Write out all entries word for word.

===============

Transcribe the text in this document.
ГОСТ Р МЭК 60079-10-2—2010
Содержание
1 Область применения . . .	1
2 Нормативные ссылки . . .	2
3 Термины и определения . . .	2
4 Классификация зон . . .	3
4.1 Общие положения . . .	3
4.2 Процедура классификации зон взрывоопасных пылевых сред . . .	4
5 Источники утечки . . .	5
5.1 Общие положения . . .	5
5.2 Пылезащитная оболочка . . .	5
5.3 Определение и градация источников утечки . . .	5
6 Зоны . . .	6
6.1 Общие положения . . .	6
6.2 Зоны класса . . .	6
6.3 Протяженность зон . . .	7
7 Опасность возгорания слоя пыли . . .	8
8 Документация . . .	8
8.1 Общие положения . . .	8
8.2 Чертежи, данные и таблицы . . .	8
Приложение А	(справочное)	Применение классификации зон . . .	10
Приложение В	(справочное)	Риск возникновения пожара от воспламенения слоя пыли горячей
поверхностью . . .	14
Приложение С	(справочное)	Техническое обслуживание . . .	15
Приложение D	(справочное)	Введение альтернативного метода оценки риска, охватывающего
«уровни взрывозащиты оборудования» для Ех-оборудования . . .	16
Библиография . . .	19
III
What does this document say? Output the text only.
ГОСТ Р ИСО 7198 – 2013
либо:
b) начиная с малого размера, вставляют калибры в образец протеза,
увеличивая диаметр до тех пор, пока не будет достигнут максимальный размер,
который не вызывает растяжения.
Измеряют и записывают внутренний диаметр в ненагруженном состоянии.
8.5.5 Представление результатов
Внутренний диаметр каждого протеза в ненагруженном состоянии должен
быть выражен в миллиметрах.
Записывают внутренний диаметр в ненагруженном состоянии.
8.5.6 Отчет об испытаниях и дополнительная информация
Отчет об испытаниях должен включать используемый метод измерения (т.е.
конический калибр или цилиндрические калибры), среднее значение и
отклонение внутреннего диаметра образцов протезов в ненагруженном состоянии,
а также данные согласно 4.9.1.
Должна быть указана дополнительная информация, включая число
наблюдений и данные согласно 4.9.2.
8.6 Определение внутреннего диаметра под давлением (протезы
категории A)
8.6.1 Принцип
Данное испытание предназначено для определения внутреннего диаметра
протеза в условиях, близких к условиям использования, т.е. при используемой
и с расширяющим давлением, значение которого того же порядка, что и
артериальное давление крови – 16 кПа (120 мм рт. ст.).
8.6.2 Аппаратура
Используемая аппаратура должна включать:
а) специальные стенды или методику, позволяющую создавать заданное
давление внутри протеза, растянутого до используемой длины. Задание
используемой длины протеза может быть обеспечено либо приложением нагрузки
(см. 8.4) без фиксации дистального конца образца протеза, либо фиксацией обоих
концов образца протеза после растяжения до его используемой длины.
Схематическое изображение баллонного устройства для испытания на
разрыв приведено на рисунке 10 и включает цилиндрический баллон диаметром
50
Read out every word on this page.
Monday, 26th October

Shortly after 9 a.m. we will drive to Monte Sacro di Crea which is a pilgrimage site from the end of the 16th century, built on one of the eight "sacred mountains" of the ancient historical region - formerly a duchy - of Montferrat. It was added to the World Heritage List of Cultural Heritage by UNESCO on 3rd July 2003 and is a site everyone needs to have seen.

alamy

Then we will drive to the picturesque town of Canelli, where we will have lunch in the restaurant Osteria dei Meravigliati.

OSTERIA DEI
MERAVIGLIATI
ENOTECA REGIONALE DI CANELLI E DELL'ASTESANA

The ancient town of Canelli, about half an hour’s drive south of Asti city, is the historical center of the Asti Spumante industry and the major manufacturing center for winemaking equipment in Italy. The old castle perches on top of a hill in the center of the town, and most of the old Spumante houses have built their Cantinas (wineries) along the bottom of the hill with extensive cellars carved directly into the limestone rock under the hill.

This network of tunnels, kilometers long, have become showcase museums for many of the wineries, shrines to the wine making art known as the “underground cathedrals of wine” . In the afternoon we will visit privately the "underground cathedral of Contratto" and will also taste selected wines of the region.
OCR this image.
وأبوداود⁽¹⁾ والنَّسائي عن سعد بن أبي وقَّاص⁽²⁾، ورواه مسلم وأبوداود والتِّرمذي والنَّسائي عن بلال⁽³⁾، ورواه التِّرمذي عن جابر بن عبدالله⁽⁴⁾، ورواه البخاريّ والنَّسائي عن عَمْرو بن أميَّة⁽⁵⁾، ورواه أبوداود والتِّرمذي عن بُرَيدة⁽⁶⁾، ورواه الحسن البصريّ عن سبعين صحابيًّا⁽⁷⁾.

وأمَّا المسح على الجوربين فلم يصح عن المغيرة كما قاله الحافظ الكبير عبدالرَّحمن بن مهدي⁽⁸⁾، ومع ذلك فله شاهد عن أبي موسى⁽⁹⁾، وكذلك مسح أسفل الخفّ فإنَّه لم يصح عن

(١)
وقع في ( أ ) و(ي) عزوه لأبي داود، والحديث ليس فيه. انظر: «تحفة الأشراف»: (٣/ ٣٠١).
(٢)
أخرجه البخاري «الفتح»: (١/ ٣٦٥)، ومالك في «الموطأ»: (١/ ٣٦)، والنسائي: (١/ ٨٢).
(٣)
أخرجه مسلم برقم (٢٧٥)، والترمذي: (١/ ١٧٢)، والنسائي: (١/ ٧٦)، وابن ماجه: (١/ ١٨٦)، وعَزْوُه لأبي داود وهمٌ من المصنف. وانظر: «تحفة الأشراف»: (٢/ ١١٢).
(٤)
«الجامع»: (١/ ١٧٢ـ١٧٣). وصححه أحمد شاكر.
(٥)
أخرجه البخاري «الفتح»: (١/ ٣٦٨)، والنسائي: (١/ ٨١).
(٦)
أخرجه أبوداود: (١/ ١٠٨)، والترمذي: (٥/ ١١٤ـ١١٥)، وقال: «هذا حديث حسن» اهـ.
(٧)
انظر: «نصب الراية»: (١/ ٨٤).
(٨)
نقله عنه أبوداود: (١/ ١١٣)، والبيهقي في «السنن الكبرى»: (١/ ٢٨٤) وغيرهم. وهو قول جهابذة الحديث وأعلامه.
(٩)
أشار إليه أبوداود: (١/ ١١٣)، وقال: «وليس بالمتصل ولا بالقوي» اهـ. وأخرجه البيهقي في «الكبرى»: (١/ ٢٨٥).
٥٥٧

===============

-- The response --
Transcribe the text in this document.
ГОСТ Р МЭК 60079-10-2—2010
Содержание
1 Область применения . . .	1
2 Нормативные ссылки . . .	2
3 Термины и определения . . .	2
4 Классификация зон . . .	3
4.1 Общие положения . . .	3
4.2 Процедура классификации зон взрывоопасных пылевых сред . . .	4
5 Источники утечки . . .	5
5.1 Общие положения . . .	5
5.2 Пылезащитная оболочка . . .	5
5.3 Определение и градация источников утечки . . .	5
6 Зоны . . .	6
6.1 Общие положения . . .	6
6.2 Зоны класса . . .	6
6.3 Протяженность зон . . .	7
7 Опасность возгорания слоя пыли . . .	8
8 Документация . . .	8
8.1 Общие положения . . .	8
8.2 Чертежи, данные и таблицы . . .	8
Приложение А	(справочное)	Применение классификации зон . . .	10
Приложение В	(справочное)	Риск возникновения пожара от воспламенения слоя пыли горячей
поверхностью . . .	14
Приложение С	(справочное)	Техническое обслуживание . . .	15
Приложение D	(справочное)	Введение альтернативного метода оценки риска, охватывающего
«уровни взрывозащиты оборудования» для Ех-оборудования . . .	16
Библиография . . .	19
III
What does this document say? Output the text only.
ГОСТ Р ИСО 7198 – 2013
либо:
b) начиная с малого размера, вставляют калибры в образец протеза,
увеличивая диаметр до тех пор, пока не будет достигнут максимальный размер,
который не вызывает растяжения.
Измеряют и записывают внутренний диаметр в ненагруженном состоянии.
8.5.5 Представление результатов
Внутренний диаметр каждого протеза в ненагруженном состоянии должен
быть выражен в миллиметрах.
Записывают внутренний диаметр в ненагруженном состоянии.
8.5.6 Отчет об испытаниях и дополнительная информация
Отчет об испытаниях должен включать используемый метод измерения (т.е.
конический калибр или цилиндрические калибры), среднее значение и
отклонение внутреннего диаметра образцов протезов в ненагруженном состоянии,
а также данные согласно 4.9.1.
Должна быть указана дополнительная информация, включая число
наблюдений и данные согласно 4.9.2.
8.6 Определение внутреннего диаметра под давлением (протезы
категории A)
8.6.1 Принцип
Данное испытание предназначено для определения внутреннего диаметра
протеза в условиях, близких к условиям использования, т.е. при используемой
и с расширяющим давлением, значение которого того же порядка, что и
артериальное давление крови – 16 кПа (120 мм рт. ст.).
8.6.2 Аппаратура
Используемая аппаратура должна включать:
а) специальные стенды или методику, позволяющую создавать заданное
давление внутри протеза, растянутого до используемой длины. Задание
используемой длины протеза может быть обеспечено либо приложением нагрузки
(см. 8.4) без фиксации дистального конца образца протеза, либо фиксацией обоих
концов образца протеза после растяжения до его используемой длины.
Схематическое изображение баллонного устройства для испытания на
разрыв приведено на рисунке 10 и включает цилиндрический баллон диаметром
50
Read out every word on this page.
Monday, 26th October

Shortly after 9 a.m. we will drive to Monte Sacro di Crea which is a pilgrimage site from the end of the 16th century, built on one of the eight "sacred mountains" of the ancient historical region - formerly a duchy - of Montferrat. It was added to the World Heritage List of Cultural Heritage by UNESCO on 3rd July 2003 and is a site everyone needs to have seen.

alamy

Then we will drive to the picturesque town of Canelli, where we will have lunch in the restaurant Osteria dei Meravigliati.

OSTERIA DEI
MERAVIGLIATI
ENOTECA REGIONALE DI CANELLI E DELL'ASTESANA

The ancient town of Canelli, about half an hour’s drive south of Asti city, is the historical center of the Asti Spumante industry and the major manufacturing center for winemaking equipment in Italy. The old castle perches on top of a hill in the center of the town, and most of the old Spumante houses have built their Cantinas (wineries) along the bottom of the hill with extensive cellars carved directly into the limestone rock under the hill.

This network of tunnels, kilometers long, have become showcase museums for many of the wineries, shrines to the wine making art known as the “underground cathedrals of wine” . In the afternoon we will visit privately the "underground cathedral of Contratto" and will also taste selected wines of the region.
OCR this image.
وأبوداود⁽¹⁾ والنَّسائي عن سعد بن أبي وقَّاص⁽²⁾، ورواه مسلم وأبوداود والتِّرمذي والنَّسائي عن بلال⁽³⁾، ورواه التِّرمذي عن جابر بن عبدالله⁽⁴⁾، ورواه البخاريّ والنَّسائي عن عَمْرو بن أميَّة⁽⁵⁾، ورواه أبوداود والتِّرمذي عن بُرَيدة⁽⁶⁾، ورواه الحسن البصريّ عن سبعين صحابيًّا⁽⁷⁾.

وأمَّا المسح على الجوربين فلم يصح عن المغيرة كما قاله الحافظ الكبير عبدالرَّحمن بن مهدي⁽⁸⁾، ومع ذلك فله شاهد عن أبي موسى⁽⁹⁾، وكذلك مسح أسفل الخفّ فإنَّه لم يصح عن

(١)
وقع في ( أ ) و(ي) عزوه لأبي داود، والحديث ليس فيه. انظر: «تحفة الأشراف»: (٣/ ٣٠١).
(٢)
أخرجه البخاري «الفتح»: (١/ ٣٦٥)، ومالك في «الموطأ»: (١/ ٣٦)، والنسائي: (١/ ٨٢).
(٣)
أخرجه مسلم برقم (٢٧٥)، والترمذي: (١/ ١٧٢)، والنسائي: (١/ ٧٦)، وابن ماجه: (١/ ١٨٦)، وعَزْوُه لأبي داود وهمٌ من المصنف. وانظر: «تحفة الأشراف»: (٢/ ١١٢).
(٤)
«الجامع»: (١/ ١٧٢ـ١٧٣). وصححه أحمد شاكر.
(٥)
أخرجه البخاري «الفتح»: (١/ ٣٦٨)، والنسائي: (١/ ٨١).
(٦)
أخرجه أبوداود: (١/ ١٠٨)، والترمذي: (٥/ ١١٤ـ١١٥)، وقال: «هذا حديث حسن» اهـ.
(٧)
انظر: «نصب الراية»: (١/ ٨٤).
(٨)
نقله عنه أبوداود: (١/ ١١٣)، والبيهقي في «السنن الكبرى»: (١/ ٢٨٤) وغيرهم. وهو قول جهابذة الحديث وأعلامه.
(٩)
أشار إليه أبوداود: (١/ ١١٣)، وقال: «وليس بالمتصل ولا بالقوي» اهـ. وأخرجه البيهقي في «الكبرى»: (١/ ٢٨٥).
٥٥٧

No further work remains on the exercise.